_Dataset extract_
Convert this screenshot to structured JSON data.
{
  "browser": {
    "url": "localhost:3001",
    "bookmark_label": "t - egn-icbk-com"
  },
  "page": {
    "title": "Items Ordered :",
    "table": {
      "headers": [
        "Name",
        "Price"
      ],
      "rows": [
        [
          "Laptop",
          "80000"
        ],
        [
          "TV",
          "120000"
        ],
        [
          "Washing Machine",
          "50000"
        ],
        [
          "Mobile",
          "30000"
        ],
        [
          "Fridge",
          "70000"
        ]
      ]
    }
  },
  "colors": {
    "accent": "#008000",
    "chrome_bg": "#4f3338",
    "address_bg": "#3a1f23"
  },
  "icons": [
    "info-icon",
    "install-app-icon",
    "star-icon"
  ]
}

_What to do_
Copy out each line exactly as written.

_The output_
Convert this screenshot to structured JSON data.
{
  "browser": {
    "url": "localhost:3001",
    "bookmark_label": "t - egn-icbk-com"
  },
  "page": {
    "title": "Items Ordered :",
    "table": {
      "headers": [
        "Name",
        "Price"
      ],
      "rows": [
        [
          "Laptop",
          "80000"
        ],
        [
          "TV",
          "120000"
        ],
        [
          "Washing Machine",
          "50000"
        ],
        [
          "Mobile",
          "30000"
        ],
        [
          "Fridge",
          "70000"
        ]
      ]
    }
  },
  "colors": {
    "accent": "#008000",
    "chrome_bg": "#4f3338",
    "address_bg": "#3a1f23"
  },
  "icons": [
    "info-icon",
    "install-app-icon",
    "star-icon"
  ]
}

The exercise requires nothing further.